| WHAT THE TASK REQUIRES |
Provide the records once more, identical to the original.

Saved entries
========================

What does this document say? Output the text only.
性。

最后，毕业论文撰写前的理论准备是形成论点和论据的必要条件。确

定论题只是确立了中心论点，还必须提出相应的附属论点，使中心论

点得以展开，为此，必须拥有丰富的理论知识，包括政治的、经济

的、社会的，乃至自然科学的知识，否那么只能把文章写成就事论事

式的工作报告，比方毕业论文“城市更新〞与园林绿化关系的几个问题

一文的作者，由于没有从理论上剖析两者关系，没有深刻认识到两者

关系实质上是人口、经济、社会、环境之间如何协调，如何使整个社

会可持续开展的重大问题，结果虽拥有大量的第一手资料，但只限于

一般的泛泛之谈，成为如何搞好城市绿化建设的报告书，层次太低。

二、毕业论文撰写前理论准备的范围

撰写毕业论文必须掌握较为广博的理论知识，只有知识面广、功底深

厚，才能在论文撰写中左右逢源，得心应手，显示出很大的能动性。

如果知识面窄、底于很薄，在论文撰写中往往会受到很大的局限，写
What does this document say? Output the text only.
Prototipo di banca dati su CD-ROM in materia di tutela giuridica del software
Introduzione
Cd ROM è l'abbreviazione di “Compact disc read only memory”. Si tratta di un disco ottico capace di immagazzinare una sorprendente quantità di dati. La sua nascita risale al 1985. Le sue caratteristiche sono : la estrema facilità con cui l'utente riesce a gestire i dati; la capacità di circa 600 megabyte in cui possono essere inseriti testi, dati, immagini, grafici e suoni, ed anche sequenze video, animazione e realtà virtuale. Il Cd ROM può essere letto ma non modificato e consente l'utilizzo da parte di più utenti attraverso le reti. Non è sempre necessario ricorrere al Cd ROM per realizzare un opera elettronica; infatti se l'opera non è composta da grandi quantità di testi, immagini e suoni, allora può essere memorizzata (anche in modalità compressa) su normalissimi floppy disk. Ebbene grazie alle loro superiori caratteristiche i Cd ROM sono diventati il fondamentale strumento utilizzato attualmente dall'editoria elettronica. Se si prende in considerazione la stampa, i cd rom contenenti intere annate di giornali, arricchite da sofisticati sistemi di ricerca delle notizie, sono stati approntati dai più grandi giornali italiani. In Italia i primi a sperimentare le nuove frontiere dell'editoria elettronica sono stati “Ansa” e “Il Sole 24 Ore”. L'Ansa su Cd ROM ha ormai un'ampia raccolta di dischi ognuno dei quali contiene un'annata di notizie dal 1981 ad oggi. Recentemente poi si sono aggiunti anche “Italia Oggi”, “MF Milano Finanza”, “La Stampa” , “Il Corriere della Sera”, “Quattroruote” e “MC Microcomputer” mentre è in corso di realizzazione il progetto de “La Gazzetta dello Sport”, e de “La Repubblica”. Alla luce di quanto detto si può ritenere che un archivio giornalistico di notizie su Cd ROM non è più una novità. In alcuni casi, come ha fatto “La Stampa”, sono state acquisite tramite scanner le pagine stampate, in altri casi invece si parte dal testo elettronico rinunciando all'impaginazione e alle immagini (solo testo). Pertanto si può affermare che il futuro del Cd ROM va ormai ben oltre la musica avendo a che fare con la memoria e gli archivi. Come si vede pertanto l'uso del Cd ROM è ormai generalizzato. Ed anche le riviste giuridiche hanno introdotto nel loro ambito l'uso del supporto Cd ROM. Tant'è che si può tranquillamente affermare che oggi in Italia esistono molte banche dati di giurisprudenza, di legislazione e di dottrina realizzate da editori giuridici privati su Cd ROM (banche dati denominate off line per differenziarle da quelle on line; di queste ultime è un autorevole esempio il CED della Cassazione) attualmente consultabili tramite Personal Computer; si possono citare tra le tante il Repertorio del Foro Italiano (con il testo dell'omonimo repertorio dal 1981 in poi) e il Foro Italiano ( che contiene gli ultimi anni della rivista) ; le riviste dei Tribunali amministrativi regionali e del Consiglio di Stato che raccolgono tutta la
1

========================

| ANSWER TO THE TASK |
What does this document say? Output the text only.
性。

最后，毕业论文撰写前的理论准备是形成论点和论据的必要条件。确

定论题只是确立了中心论点，还必须提出相应的附属论点，使中心论

点得以展开，为此，必须拥有丰富的理论知识，包括政治的、经济

的、社会的，乃至自然科学的知识，否那么只能把文章写成就事论事

式的工作报告，比方毕业论文“城市更新〞与园林绿化关系的几个问题

一文的作者，由于没有从理论上剖析两者关系，没有深刻认识到两者

关系实质上是人口、经济、社会、环境之间如何协调，如何使整个社

会可持续开展的重大问题，结果虽拥有大量的第一手资料，但只限于

一般的泛泛之谈，成为如何搞好城市绿化建设的报告书，层次太低。

二、毕业论文撰写前理论准备的范围

撰写毕业论文必须掌握较为广博的理论知识，只有知识面广、功底深

厚，才能在论文撰写中左右逢源，得心应手，显示出很大的能动性。

如果知识面窄、底于很薄，在论文撰写中往往会受到很大的局限，写
What does this document say? Output the text only.
Prototipo di banca dati su CD-ROM in materia di tutela giuridica del software
Introduzione
Cd ROM è l'abbreviazione di “Compact disc read only memory”. Si tratta di un disco ottico capace di immagazzinare una sorprendente quantità di dati. La sua nascita risale al 1985. Le sue caratteristiche sono : la estrema facilità con cui l'utente riesce a gestire i dati; la capacità di circa 600 megabyte in cui possono essere inseriti testi, dati, immagini, grafici e suoni, ed anche sequenze video, animazione e realtà virtuale. Il Cd ROM può essere letto ma non modificato e consente l'utilizzo da parte di più utenti attraverso le reti. Non è sempre necessario ricorrere al Cd ROM per realizzare un opera elettronica; infatti se l'opera non è composta da grandi quantità di testi, immagini e suoni, allora può essere memorizzata (anche in modalità compressa) su normalissimi floppy disk. Ebbene grazie alle loro superiori caratteristiche i Cd ROM sono diventati il fondamentale strumento utilizzato attualmente dall'editoria elettronica. Se si prende in considerazione la stampa, i cd rom contenenti intere annate di giornali, arricchite da sofisticati sistemi di ricerca delle notizie, sono stati approntati dai più grandi giornali italiani. In Italia i primi a sperimentare le nuove frontiere dell'editoria elettronica sono stati “Ansa” e “Il Sole 24 Ore”. L'Ansa su Cd ROM ha ormai un'ampia raccolta di dischi ognuno dei quali contiene un'annata di notizie dal 1981 ad oggi. Recentemente poi si sono aggiunti anche “Italia Oggi”, “MF Milano Finanza”, “La Stampa” , “Il Corriere della Sera”, “Quattroruote” e “MC Microcomputer” mentre è in corso di realizzazione il progetto de “La Gazzetta dello Sport”, e de “La Repubblica”. Alla luce di quanto detto si può ritenere che un archivio giornalistico di notizie su Cd ROM non è più una novità. In alcuni casi, come ha fatto “La Stampa”, sono state acquisite tramite scanner le pagine stampate, in altri casi invece si parte dal testo elettronico rinunciando all'impaginazione e alle immagini (solo testo). Pertanto si può affermare che il futuro del Cd ROM va ormai ben oltre la musica avendo a che fare con la memoria e gli archivi. Come si vede pertanto l'uso del Cd ROM è ormai generalizzato. Ed anche le riviste giuridiche hanno introdotto nel loro ambito l'uso del supporto Cd ROM. Tant'è che si può tranquillamente affermare che oggi in Italia esistono molte banche dati di giurisprudenza, di legislazione e di dottrina realizzate da editori giuridici privati su Cd ROM (banche dati denominate off line per differenziarle da quelle on line; di queste ultime è un autorevole esempio il CED della Cassazione) attualmente consultabili tramite Personal Computer; si possono citare tra le tante il Repertorio del Foro Italiano (con il testo dell'omonimo repertorio dal 1981 in poi) e il Foro Italiano ( che contiene gli ultimi anni della rivista) ; le riviste dei Tribunali amministrativi regionali e del Consiglio di Stato che raccolgono tutta la
1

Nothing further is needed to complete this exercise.